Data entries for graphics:
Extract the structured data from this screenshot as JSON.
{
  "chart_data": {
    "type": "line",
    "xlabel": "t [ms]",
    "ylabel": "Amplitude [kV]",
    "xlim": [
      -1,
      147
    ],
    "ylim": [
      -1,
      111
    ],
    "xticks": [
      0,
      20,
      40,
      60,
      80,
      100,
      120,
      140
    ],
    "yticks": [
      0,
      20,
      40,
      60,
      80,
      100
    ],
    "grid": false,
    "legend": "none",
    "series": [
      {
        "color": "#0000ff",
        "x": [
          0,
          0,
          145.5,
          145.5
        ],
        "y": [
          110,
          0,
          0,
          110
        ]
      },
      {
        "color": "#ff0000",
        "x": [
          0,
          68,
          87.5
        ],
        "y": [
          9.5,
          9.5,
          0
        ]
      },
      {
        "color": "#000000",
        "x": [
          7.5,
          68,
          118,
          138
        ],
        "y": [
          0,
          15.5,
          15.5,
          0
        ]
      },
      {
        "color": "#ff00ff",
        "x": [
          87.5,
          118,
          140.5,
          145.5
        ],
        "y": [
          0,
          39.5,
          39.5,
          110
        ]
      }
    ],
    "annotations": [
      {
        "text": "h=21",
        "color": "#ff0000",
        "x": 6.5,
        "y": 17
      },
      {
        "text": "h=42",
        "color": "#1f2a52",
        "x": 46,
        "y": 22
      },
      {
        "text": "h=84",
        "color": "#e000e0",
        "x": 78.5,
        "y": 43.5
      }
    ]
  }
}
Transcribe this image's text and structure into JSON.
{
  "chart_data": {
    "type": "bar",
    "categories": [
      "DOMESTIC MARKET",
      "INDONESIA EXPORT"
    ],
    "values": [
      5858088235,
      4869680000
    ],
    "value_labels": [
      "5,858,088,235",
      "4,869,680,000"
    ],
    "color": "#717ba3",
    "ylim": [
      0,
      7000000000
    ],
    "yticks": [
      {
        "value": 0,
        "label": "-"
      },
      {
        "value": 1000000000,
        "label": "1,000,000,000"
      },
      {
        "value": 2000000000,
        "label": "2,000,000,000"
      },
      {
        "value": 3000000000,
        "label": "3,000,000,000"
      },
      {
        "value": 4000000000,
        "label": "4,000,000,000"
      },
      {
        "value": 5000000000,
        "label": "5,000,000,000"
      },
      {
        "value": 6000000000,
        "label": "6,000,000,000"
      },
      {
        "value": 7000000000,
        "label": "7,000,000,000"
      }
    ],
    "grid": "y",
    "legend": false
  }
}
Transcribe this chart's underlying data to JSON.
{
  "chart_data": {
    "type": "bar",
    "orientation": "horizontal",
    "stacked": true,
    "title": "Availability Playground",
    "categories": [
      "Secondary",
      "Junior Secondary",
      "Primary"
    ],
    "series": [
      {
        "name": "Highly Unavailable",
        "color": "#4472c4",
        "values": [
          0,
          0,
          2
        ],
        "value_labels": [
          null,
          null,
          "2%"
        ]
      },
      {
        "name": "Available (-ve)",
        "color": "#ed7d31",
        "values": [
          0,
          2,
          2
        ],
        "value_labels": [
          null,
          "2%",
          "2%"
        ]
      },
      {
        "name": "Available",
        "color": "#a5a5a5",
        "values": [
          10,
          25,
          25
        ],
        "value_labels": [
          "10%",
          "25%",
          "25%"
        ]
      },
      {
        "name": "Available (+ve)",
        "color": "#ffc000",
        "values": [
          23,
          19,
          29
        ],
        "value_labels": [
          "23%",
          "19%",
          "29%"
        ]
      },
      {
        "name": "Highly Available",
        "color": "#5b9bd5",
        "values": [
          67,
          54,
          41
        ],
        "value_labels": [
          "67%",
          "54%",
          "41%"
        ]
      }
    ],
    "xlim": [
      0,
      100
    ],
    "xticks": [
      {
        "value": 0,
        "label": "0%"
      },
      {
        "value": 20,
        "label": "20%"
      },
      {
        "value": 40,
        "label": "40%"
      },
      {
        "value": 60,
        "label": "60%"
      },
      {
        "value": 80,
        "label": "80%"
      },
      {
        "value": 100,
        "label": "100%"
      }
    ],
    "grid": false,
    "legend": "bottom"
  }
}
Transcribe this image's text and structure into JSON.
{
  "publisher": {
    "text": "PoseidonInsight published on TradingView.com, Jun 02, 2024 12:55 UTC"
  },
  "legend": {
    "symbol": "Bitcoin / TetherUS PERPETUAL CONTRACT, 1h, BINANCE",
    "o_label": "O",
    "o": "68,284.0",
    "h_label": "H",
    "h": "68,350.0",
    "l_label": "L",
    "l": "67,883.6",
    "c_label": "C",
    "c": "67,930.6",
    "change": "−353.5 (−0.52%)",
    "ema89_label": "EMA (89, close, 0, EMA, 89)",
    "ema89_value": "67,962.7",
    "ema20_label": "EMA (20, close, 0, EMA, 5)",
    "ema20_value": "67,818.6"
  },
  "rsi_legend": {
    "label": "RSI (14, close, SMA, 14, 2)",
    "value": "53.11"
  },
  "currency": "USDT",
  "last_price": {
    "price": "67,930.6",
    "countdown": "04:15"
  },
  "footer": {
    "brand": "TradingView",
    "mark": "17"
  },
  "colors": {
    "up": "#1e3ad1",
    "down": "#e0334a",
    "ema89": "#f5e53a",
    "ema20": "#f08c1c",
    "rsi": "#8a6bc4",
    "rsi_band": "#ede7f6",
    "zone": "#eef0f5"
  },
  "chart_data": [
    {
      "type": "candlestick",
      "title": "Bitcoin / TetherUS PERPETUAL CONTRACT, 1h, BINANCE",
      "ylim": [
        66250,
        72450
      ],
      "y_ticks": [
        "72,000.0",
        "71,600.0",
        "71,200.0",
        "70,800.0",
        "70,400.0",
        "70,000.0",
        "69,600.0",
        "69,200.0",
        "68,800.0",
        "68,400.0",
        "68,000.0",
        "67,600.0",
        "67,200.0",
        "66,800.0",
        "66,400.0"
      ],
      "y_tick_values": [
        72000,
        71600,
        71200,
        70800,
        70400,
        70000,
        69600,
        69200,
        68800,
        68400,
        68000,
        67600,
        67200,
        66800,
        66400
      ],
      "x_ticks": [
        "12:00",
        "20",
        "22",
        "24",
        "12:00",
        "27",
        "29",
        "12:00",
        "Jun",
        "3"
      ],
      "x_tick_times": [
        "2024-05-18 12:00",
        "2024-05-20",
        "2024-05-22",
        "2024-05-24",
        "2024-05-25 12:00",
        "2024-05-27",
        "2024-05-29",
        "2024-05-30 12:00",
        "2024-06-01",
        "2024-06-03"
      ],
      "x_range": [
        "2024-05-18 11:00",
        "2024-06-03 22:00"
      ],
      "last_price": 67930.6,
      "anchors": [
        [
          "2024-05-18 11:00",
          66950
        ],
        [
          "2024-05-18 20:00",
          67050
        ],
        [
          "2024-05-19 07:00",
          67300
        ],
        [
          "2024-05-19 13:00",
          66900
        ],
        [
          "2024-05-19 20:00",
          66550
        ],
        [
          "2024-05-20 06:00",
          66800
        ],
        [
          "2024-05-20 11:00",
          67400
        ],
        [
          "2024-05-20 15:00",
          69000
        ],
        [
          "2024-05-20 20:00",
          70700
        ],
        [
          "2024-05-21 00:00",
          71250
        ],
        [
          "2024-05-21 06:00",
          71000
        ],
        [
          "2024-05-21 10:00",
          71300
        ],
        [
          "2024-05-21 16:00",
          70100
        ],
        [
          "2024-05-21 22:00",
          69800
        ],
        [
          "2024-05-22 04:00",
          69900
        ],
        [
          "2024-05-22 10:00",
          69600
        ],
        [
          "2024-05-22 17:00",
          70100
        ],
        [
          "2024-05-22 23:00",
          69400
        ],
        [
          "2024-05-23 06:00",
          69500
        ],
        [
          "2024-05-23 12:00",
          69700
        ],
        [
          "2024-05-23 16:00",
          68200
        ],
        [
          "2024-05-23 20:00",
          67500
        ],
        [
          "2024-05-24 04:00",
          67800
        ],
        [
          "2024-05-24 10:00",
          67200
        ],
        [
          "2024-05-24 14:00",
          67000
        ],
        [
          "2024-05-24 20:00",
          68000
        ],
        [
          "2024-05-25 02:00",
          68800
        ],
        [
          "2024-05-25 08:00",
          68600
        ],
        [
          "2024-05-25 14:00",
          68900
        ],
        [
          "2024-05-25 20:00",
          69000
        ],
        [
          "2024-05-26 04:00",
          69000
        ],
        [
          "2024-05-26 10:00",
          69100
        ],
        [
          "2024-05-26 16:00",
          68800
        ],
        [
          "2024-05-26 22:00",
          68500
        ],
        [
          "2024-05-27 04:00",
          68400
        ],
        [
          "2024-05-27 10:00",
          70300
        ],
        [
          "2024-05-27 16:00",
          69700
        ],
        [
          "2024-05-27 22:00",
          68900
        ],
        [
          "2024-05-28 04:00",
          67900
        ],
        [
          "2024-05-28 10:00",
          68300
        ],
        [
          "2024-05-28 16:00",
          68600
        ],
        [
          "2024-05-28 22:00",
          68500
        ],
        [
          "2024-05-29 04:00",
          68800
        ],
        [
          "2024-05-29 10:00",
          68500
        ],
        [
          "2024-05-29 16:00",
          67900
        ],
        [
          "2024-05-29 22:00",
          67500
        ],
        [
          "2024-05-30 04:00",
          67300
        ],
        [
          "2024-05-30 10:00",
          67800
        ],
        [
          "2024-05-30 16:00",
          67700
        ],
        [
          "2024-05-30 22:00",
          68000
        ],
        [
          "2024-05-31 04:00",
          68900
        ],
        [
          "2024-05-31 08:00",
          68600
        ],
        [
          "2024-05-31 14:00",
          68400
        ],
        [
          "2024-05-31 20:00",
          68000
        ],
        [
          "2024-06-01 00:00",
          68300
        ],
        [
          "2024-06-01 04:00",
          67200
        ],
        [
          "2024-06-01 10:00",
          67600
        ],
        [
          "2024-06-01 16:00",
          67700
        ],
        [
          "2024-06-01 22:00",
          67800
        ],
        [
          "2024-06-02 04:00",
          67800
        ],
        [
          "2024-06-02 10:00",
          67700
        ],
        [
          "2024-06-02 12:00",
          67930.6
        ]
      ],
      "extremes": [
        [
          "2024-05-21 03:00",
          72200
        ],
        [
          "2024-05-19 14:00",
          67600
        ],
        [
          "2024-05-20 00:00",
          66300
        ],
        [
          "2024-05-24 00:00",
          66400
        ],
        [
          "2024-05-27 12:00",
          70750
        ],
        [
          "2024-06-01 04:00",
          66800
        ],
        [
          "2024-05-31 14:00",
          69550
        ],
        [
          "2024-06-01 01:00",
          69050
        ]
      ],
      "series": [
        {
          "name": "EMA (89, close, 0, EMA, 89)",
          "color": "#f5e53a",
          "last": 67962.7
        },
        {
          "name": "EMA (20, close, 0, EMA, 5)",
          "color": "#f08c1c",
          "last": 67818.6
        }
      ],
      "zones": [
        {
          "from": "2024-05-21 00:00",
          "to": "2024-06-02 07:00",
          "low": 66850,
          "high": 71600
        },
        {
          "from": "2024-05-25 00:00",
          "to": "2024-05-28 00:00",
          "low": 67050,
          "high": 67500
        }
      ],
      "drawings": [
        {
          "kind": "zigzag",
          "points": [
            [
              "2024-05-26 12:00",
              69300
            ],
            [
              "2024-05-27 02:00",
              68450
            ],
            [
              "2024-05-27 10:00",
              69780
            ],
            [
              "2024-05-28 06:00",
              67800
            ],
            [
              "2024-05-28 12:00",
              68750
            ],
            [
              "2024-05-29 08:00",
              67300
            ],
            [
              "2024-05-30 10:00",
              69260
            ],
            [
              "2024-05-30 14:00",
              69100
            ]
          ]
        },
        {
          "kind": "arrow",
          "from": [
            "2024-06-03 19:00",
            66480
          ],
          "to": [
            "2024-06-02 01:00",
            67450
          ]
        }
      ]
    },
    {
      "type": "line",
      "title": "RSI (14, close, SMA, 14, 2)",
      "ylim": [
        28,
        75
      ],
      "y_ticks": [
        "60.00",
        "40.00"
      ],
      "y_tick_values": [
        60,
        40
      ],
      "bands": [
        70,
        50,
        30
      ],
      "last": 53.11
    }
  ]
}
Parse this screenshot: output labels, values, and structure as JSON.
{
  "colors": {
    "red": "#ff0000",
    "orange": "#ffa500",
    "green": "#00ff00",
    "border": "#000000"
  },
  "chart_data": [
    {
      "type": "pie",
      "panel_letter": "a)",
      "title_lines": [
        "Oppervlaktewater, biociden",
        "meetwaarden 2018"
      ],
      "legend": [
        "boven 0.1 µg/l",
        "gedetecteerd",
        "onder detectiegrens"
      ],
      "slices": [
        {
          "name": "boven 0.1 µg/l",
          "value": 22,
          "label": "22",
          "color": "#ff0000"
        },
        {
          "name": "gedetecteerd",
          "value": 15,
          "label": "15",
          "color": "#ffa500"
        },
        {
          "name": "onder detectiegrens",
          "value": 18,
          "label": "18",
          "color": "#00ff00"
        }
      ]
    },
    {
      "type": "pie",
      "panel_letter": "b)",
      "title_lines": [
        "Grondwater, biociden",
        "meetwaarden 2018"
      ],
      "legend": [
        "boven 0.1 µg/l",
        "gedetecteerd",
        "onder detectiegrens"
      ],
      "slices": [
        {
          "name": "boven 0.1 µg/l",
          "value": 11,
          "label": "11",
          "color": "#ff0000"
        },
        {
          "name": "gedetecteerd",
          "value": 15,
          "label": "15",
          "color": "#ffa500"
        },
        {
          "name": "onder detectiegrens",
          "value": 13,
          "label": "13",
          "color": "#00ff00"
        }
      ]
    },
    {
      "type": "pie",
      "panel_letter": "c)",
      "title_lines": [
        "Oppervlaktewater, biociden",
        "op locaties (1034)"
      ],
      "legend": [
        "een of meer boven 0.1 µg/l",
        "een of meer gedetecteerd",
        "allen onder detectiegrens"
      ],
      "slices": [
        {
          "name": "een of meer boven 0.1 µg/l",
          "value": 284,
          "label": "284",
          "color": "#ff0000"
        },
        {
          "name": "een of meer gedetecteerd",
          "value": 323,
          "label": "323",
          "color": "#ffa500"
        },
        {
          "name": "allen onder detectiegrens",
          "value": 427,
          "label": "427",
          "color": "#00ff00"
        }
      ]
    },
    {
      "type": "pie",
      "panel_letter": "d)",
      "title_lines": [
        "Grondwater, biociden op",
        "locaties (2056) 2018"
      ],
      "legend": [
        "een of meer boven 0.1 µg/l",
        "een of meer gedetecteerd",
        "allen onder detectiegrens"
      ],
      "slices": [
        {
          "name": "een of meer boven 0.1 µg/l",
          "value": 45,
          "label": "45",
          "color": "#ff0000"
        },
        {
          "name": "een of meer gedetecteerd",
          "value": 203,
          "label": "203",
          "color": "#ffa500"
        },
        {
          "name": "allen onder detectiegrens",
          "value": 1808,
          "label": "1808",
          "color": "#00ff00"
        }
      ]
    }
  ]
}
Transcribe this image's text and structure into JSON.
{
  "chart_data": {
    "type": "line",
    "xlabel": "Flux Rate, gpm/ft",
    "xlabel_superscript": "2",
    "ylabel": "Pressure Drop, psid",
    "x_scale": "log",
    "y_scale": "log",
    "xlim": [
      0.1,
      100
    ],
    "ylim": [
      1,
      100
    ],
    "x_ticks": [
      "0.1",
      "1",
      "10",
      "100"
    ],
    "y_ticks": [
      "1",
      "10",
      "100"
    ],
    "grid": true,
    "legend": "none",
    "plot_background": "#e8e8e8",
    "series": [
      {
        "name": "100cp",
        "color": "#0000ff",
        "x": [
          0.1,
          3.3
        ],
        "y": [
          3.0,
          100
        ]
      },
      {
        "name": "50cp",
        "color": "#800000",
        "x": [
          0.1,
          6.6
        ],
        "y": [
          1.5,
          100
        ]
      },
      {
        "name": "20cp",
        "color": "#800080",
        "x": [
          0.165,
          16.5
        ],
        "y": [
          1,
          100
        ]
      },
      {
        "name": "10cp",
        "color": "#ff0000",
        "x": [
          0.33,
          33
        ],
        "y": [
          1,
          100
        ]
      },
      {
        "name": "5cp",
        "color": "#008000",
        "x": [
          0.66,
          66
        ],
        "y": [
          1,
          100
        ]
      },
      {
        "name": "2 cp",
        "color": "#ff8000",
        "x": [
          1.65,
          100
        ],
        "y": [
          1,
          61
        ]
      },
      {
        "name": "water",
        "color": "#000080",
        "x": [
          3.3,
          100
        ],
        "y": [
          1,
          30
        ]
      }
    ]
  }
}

PROBLEM TO WORK ON: Read through the data and copy every line where "from" shows up.

TASK ANSWER:
Extract the structured data from this screenshot as JSON.
          "from": "2024-05-21 00:00",
          "from": "2024-05-25 00:00",
          "from": [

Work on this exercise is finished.